• _Stated task_
Produce an exact transcription of the listing below, omitting the pictures.

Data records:
★ ★ ★ ★ ★ ★ ★

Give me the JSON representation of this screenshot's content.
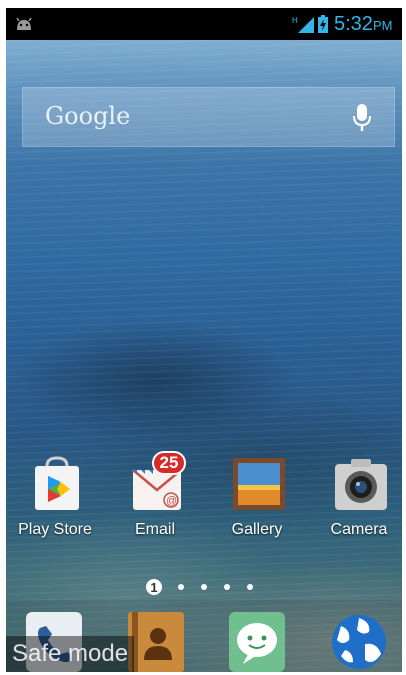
{
  "status_bar": {
    "time": "5:32",
    "ampm": "PM",
    "notification_icon": "android-icon",
    "signal_icon": "signal-hspa-icon",
    "battery_icon": "battery-charging-icon",
    "accent_color": "#33b5e5"
  },
  "search": {
    "brand_label": "Google",
    "voice_icon": "mic-icon"
  },
  "apps": [
    {
      "label": "Play Store",
      "icon": "play-store-icon"
    },
    {
      "label": "Email",
      "icon": "email-icon",
      "badge": "25"
    },
    {
      "label": "Gallery",
      "icon": "gallery-icon"
    },
    {
      "label": "Camera",
      "icon": "camera-icon"
    }
  ],
  "pager": {
    "current_page": "1",
    "total_pages": 5
  },
  "dock": [
    {
      "icon": "phone-icon"
    },
    {
      "icon": "contacts-icon"
    },
    {
      "icon": "messaging-icon"
    },
    {
      "icon": "browser-icon"
    }
  ],
  "overlay": {
    "safe_mode_label": "Safe mode"
  }
}
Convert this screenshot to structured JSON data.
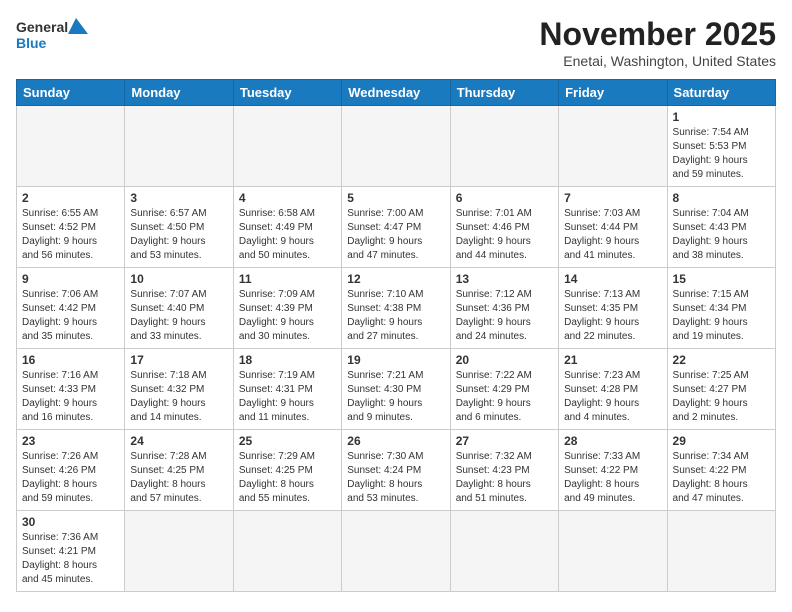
{
  "header": {
    "logo_general": "General",
    "logo_blue": "Blue",
    "month": "November 2025",
    "location": "Enetai, Washington, United States"
  },
  "weekdays": [
    "Sunday",
    "Monday",
    "Tuesday",
    "Wednesday",
    "Thursday",
    "Friday",
    "Saturday"
  ],
  "weeks": [
    [
      {
        "day": "",
        "info": ""
      },
      {
        "day": "",
        "info": ""
      },
      {
        "day": "",
        "info": ""
      },
      {
        "day": "",
        "info": ""
      },
      {
        "day": "",
        "info": ""
      },
      {
        "day": "",
        "info": ""
      },
      {
        "day": "1",
        "info": "Sunrise: 7:54 AM\nSunset: 5:53 PM\nDaylight: 9 hours\nand 59 minutes."
      }
    ],
    [
      {
        "day": "2",
        "info": "Sunrise: 6:55 AM\nSunset: 4:52 PM\nDaylight: 9 hours\nand 56 minutes."
      },
      {
        "day": "3",
        "info": "Sunrise: 6:57 AM\nSunset: 4:50 PM\nDaylight: 9 hours\nand 53 minutes."
      },
      {
        "day": "4",
        "info": "Sunrise: 6:58 AM\nSunset: 4:49 PM\nDaylight: 9 hours\nand 50 minutes."
      },
      {
        "day": "5",
        "info": "Sunrise: 7:00 AM\nSunset: 4:47 PM\nDaylight: 9 hours\nand 47 minutes."
      },
      {
        "day": "6",
        "info": "Sunrise: 7:01 AM\nSunset: 4:46 PM\nDaylight: 9 hours\nand 44 minutes."
      },
      {
        "day": "7",
        "info": "Sunrise: 7:03 AM\nSunset: 4:44 PM\nDaylight: 9 hours\nand 41 minutes."
      },
      {
        "day": "8",
        "info": "Sunrise: 7:04 AM\nSunset: 4:43 PM\nDaylight: 9 hours\nand 38 minutes."
      }
    ],
    [
      {
        "day": "9",
        "info": "Sunrise: 7:06 AM\nSunset: 4:42 PM\nDaylight: 9 hours\nand 35 minutes."
      },
      {
        "day": "10",
        "info": "Sunrise: 7:07 AM\nSunset: 4:40 PM\nDaylight: 9 hours\nand 33 minutes."
      },
      {
        "day": "11",
        "info": "Sunrise: 7:09 AM\nSunset: 4:39 PM\nDaylight: 9 hours\nand 30 minutes."
      },
      {
        "day": "12",
        "info": "Sunrise: 7:10 AM\nSunset: 4:38 PM\nDaylight: 9 hours\nand 27 minutes."
      },
      {
        "day": "13",
        "info": "Sunrise: 7:12 AM\nSunset: 4:36 PM\nDaylight: 9 hours\nand 24 minutes."
      },
      {
        "day": "14",
        "info": "Sunrise: 7:13 AM\nSunset: 4:35 PM\nDaylight: 9 hours\nand 22 minutes."
      },
      {
        "day": "15",
        "info": "Sunrise: 7:15 AM\nSunset: 4:34 PM\nDaylight: 9 hours\nand 19 minutes."
      }
    ],
    [
      {
        "day": "16",
        "info": "Sunrise: 7:16 AM\nSunset: 4:33 PM\nDaylight: 9 hours\nand 16 minutes."
      },
      {
        "day": "17",
        "info": "Sunrise: 7:18 AM\nSunset: 4:32 PM\nDaylight: 9 hours\nand 14 minutes."
      },
      {
        "day": "18",
        "info": "Sunrise: 7:19 AM\nSunset: 4:31 PM\nDaylight: 9 hours\nand 11 minutes."
      },
      {
        "day": "19",
        "info": "Sunrise: 7:21 AM\nSunset: 4:30 PM\nDaylight: 9 hours\nand 9 minutes."
      },
      {
        "day": "20",
        "info": "Sunrise: 7:22 AM\nSunset: 4:29 PM\nDaylight: 9 hours\nand 6 minutes."
      },
      {
        "day": "21",
        "info": "Sunrise: 7:23 AM\nSunset: 4:28 PM\nDaylight: 9 hours\nand 4 minutes."
      },
      {
        "day": "22",
        "info": "Sunrise: 7:25 AM\nSunset: 4:27 PM\nDaylight: 9 hours\nand 2 minutes."
      }
    ],
    [
      {
        "day": "23",
        "info": "Sunrise: 7:26 AM\nSunset: 4:26 PM\nDaylight: 8 hours\nand 59 minutes."
      },
      {
        "day": "24",
        "info": "Sunrise: 7:28 AM\nSunset: 4:25 PM\nDaylight: 8 hours\nand 57 minutes."
      },
      {
        "day": "25",
        "info": "Sunrise: 7:29 AM\nSunset: 4:25 PM\nDaylight: 8 hours\nand 55 minutes."
      },
      {
        "day": "26",
        "info": "Sunrise: 7:30 AM\nSunset: 4:24 PM\nDaylight: 8 hours\nand 53 minutes."
      },
      {
        "day": "27",
        "info": "Sunrise: 7:32 AM\nSunset: 4:23 PM\nDaylight: 8 hours\nand 51 minutes."
      },
      {
        "day": "28",
        "info": "Sunrise: 7:33 AM\nSunset: 4:22 PM\nDaylight: 8 hours\nand 49 minutes."
      },
      {
        "day": "29",
        "info": "Sunrise: 7:34 AM\nSunset: 4:22 PM\nDaylight: 8 hours\nand 47 minutes."
      }
    ],
    [
      {
        "day": "30",
        "info": "Sunrise: 7:36 AM\nSunset: 4:21 PM\nDaylight: 8 hours\nand 45 minutes."
      },
      {
        "day": "",
        "info": ""
      },
      {
        "day": "",
        "info": ""
      },
      {
        "day": "",
        "info": ""
      },
      {
        "day": "",
        "info": ""
      },
      {
        "day": "",
        "info": ""
      },
      {
        "day": "",
        "info": ""
      }
    ]
  ]
}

★ ★ ★ ★ ★ ★ ★

• _Answer for this exercise_
Give me the JSON representation of this screenshot's content.
{
  "status_bar": {
    "time": "5:32",
    "ampm": "PM",
    "notification_icon": "android-icon",
    "signal_icon": "signal-hspa-icon",
    "battery_icon": "battery-charging-icon",
    "accent_color": "#33b5e5"
  },
  "search": {
    "brand_label": "Google",
    "voice_icon": "mic-icon"
  },
  "apps": [
    {
      "label": "Play Store",
      "icon": "play-store-icon"
    },
    {
      "label": "Email",
      "icon": "email-icon",
      "badge": "25"
    },
    {
      "label": "Gallery",
      "icon": "gallery-icon"
    },
    {
      "label": "Camera",
      "icon": "camera-icon"
    }
  ],
  "pager": {
    "current_page": "1",
    "total_pages": 5
  },
  "dock": [
    {
      "icon": "phone-icon"
    },
    {
      "icon": "contacts-icon"
    },
    {
      "icon": "messaging-icon"
    },
    {
      "icon": "browser-icon"
    }
  ],
  "overlay": {
    "safe_mode_label": "Safe mode"
  }
}
Convert this screenshot to structured JSON data.
{
  "header": {
    "logo_general": "General",
    "logo_blue": "Blue",
    "month": "November 2025",
    "location": "Enetai, Washington, United States"
  },
  "weekdays": [
    "Sunday",
    "Monday",
    "Tuesday",
    "Wednesday",
    "Thursday",
    "Friday",
    "Saturday"
  ],
  "weeks": [
    [
      {
        "day": "",
        "info": ""
      },
      {
        "day": "",
        "info": ""
      },
      {
        "day": "",
        "info": ""
      },
      {
        "day": "",
        "info": ""
      },
      {
        "day": "",
        "info": ""
      },
      {
        "day": "",
        "info": ""
      },
      {
        "day": "1",
        "info": "Sunrise: 7:54 AM\nSunset: 5:53 PM\nDaylight: 9 hours\nand 59 minutes."
      }
    ],
    [
      {
        "day": "2",
        "info": "Sunrise: 6:55 AM\nSunset: 4:52 PM\nDaylight: 9 hours\nand 56 minutes."
      },
      {
        "day": "3",
        "info": "Sunrise: 6:57 AM\nSunset: 4:50 PM\nDaylight: 9 hours\nand 53 minutes."
      },
      {
        "day": "4",
        "info": "Sunrise: 6:58 AM\nSunset: 4:49 PM\nDaylight: 9 hours\nand 50 minutes."
      },
      {
        "day": "5",
        "info": "Sunrise: 7:00 AM\nSunset: 4:47 PM\nDaylight: 9 hours\nand 47 minutes."
      },
      {
        "day": "6",
        "info": "Sunrise: 7:01 AM\nSunset: 4:46 PM\nDaylight: 9 hours\nand 44 minutes."
      },
      {
        "day": "7",
        "info": "Sunrise: 7:03 AM\nSunset: 4:44 PM\nDaylight: 9 hours\nand 41 minutes."
      },
      {
        "day": "8",
        "info": "Sunrise: 7:04 AM\nSunset: 4:43 PM\nDaylight: 9 hours\nand 38 minutes."
      }
    ],
    [
      {
        "day": "9",
        "info": "Sunrise: 7:06 AM\nSunset: 4:42 PM\nDaylight: 9 hours\nand 35 minutes."
      },
      {
        "day": "10",
        "info": "Sunrise: 7:07 AM\nSunset: 4:40 PM\nDaylight: 9 hours\nand 33 minutes."
      },
      {
        "day": "11",
        "info": "Sunrise: 7:09 AM\nSunset: 4:39 PM\nDaylight: 9 hours\nand 30 minutes."
      },
      {
        "day": "12",
        "info": "Sunrise: 7:10 AM\nSunset: 4:38 PM\nDaylight: 9 hours\nand 27 minutes."
      },
      {
        "day": "13",
        "info": "Sunrise: 7:12 AM\nSunset: 4:36 PM\nDaylight: 9 hours\nand 24 minutes."
      },
      {
        "day": "14",
        "info": "Sunrise: 7:13 AM\nSunset: 4:35 PM\nDaylight: 9 hours\nand 22 minutes."
      },
      {
        "day": "15",
        "info": "Sunrise: 7:15 AM\nSunset: 4:34 PM\nDaylight: 9 hours\nand 19 minutes."
      }
    ],
    [
      {
        "day": "16",
        "info": "Sunrise: 7:16 AM\nSunset: 4:33 PM\nDaylight: 9 hours\nand 16 minutes."
      },
      {
        "day": "17",
        "info": "Sunrise: 7:18 AM\nSunset: 4:32 PM\nDaylight: 9 hours\nand 14 minutes."
      },
      {
        "day": "18",
        "info": "Sunrise: 7:19 AM\nSunset: 4:31 PM\nDaylight: 9 hours\nand 11 minutes."
      },
      {
        "day": "19",
        "info": "Sunrise: 7:21 AM\nSunset: 4:30 PM\nDaylight: 9 hours\nand 9 minutes."
      },
      {
        "day": "20",
        "info": "Sunrise: 7:22 AM\nSunset: 4:29 PM\nDaylight: 9 hours\nand 6 minutes."
      },
      {
        "day": "21",
        "info": "Sunrise: 7:23 AM\nSunset: 4:28 PM\nDaylight: 9 hours\nand 4 minutes."
      },
      {
        "day": "22",
        "info": "Sunrise: 7:25 AM\nSunset: 4:27 PM\nDaylight: 9 hours\nand 2 minutes."
      }
    ],
    [
      {
        "day": "23",
        "info": "Sunrise: 7:26 AM\nSunset: 4:26 PM\nDaylight: 8 hours\nand 59 minutes."
      },
      {
        "day": "24",
        "info": "Sunrise: 7:28 AM\nSunset: 4:25 PM\nDaylight: 8 hours\nand 57 minutes."
      },
      {
        "day": "25",
        "info": "Sunrise: 7:29 AM\nSunset: 4:25 PM\nDaylight: 8 hours\nand 55 minutes."
      },
      {
        "day": "26",
        "info": "Sunrise: 7:30 AM\nSunset: 4:24 PM\nDaylight: 8 hours\nand 53 minutes."
      },
      {
        "day": "27",
        "info": "Sunrise: 7:32 AM\nSunset: 4:23 PM\nDaylight: 8 hours\nand 51 minutes."
      },
      {
        "day": "28",
        "info": "Sunrise: 7:33 AM\nSunset: 4:22 PM\nDaylight: 8 hours\nand 49 minutes."
      },
      {
        "day": "29",
        "info": "Sunrise: 7:34 AM\nSunset: 4:22 PM\nDaylight: 8 hours\nand 47 minutes."
      }
    ],
    [
      {
        "day": "30",
        "info": "Sunrise: 7:36 AM\nSunset: 4:21 PM\nDaylight: 8 hours\nand 45 minutes."
      },
      {
        "day": "",
        "info": ""
      },
      {
        "day": "",
        "info": ""
      },
      {
        "day": "",
        "info": ""
      },
      {
        "day": "",
        "info": ""
      },
      {
        "day": "",
        "info": ""
      },
      {
        "day": "",
        "info": ""
      }
    ]
  ]
}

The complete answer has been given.